Stated goal
Copy every line that contains the string "JSON" from the entries below.

--- begin Data to process ---

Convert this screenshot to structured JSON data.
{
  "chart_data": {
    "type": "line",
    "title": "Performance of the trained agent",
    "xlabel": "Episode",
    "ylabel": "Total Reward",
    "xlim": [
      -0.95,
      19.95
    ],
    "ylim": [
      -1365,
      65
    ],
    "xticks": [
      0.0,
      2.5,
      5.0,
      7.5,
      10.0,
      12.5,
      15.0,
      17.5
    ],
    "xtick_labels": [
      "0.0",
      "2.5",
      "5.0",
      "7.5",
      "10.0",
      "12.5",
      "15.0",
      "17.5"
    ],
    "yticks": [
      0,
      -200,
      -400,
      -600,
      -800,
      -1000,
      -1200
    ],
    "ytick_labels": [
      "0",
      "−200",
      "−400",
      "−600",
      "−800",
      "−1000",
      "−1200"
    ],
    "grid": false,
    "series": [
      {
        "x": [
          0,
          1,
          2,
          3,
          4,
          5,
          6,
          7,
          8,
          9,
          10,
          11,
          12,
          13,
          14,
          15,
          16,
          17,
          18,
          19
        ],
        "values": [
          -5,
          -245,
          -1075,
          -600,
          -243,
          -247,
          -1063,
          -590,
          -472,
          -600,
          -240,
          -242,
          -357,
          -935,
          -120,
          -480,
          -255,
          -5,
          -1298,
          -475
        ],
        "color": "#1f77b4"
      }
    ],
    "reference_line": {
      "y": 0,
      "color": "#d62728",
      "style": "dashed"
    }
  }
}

--- end Data to process ---
--- begin Data to process ---

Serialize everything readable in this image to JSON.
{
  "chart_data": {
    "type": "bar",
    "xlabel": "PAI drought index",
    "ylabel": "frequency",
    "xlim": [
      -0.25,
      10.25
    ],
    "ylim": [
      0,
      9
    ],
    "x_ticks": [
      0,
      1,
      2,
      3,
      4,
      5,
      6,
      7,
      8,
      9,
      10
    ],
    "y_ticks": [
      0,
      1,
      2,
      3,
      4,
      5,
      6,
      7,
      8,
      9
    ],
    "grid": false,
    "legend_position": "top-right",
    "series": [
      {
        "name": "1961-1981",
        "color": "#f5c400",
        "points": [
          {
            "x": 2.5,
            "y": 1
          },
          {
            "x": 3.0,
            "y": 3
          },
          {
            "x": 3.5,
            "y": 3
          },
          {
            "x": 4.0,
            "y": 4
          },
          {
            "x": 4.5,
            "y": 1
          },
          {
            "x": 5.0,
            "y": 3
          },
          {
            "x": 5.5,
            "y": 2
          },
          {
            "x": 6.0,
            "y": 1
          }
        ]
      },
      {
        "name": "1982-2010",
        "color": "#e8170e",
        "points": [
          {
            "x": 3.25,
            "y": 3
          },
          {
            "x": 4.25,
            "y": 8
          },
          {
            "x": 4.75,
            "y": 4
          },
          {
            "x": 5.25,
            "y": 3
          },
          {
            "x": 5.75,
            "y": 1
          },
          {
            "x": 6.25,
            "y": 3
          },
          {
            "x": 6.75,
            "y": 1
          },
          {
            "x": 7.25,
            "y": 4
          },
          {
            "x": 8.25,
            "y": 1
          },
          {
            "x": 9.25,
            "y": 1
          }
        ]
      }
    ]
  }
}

--- end Data to process ---

Full output
Convert this screenshot to structured JSON data.
Serialize everything readable in this image to JSON.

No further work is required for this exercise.